- **Provided passage**:

Single by Jet

from the album Shaka Rock
- Released: October 2009
- Recorded: 2008
- Genre: Hard rock, alternative rock
- Length: 3:14
- Label: Warner Music, Atlantic Records
- Songwriters: Chris Cester & Cam Muncey

Jet singles chronology
| "She's a Genius" (2009) | "Black Hearts (On Fire)" (2009) | "Seventeen" (2010) |

= Black Hearts (On Fire) =

"Black Hearts (On Fire)" is a song by Australian rock band Jet and is the second single taken from their third album Shaka Rock. Like She's a Genius which was the first single from the album, the song debuted at a secret show in Melbourne in November 2008 and was later included as a track on the album. The single was released on iTunes on 2 November.

- **Request**: Pick up the article on Jet's song "Black Hearts (On Fire)" after its final sentence and carry it further. The data that comes next is from a separate source and has no connection to the song article.

- **Information supplied**:
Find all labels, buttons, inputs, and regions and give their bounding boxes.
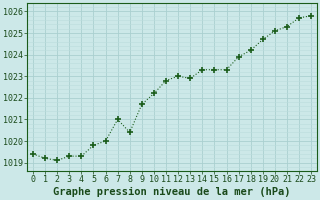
X-axis label: Graphe pression niveau de la mer (hPa): Graphe pression niveau de la mer (hPa)	[53, 187, 291, 197]
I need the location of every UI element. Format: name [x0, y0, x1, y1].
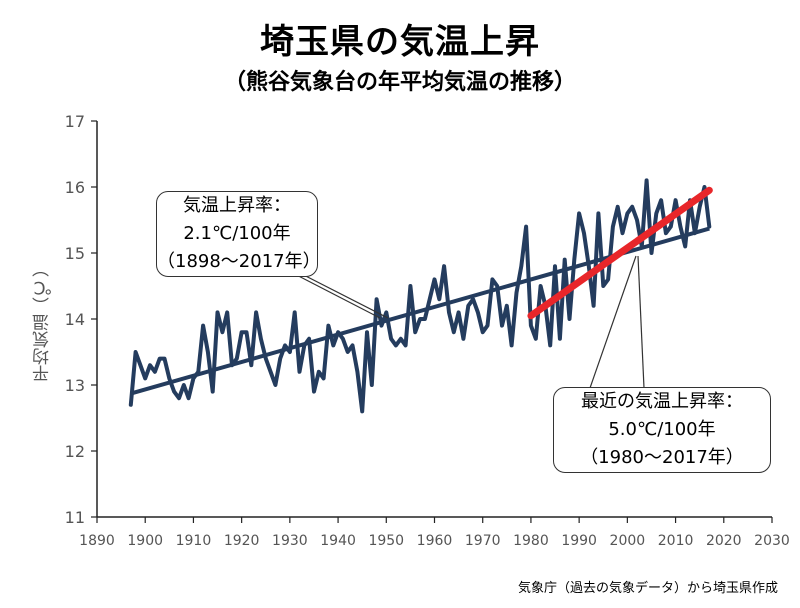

- **Output of the exercise**:
==Track listing==

iTunes single
| No. | Title | Length |
|---|---|---|
| 1. | "Black Hearts (On Fire)" | 3:13 |
| 2. | "Seventeen (Acoustic)" | 3:49 |

DJ Promo single
| No. | Title | Length |
|---|---|---|
| 1. | "Black Hearts (On Fire) [Radio Edit]" | 3:15 |
| 2. | "Black Hearts (On Fire)" | 3:13 |
| 3. | "Black Hearts (On Fire) [Instrumental]" | 3:14 |

==Chart positions==

| Chart (2009) | Peak position |
|---|---|
| Poland (LP3) | 49 |
| U.S. Hot Mainstream Rock Tracks | 32 |

==In popular culture==
The song was featured in an episode of the first season of the TV show The Vampire Diaries.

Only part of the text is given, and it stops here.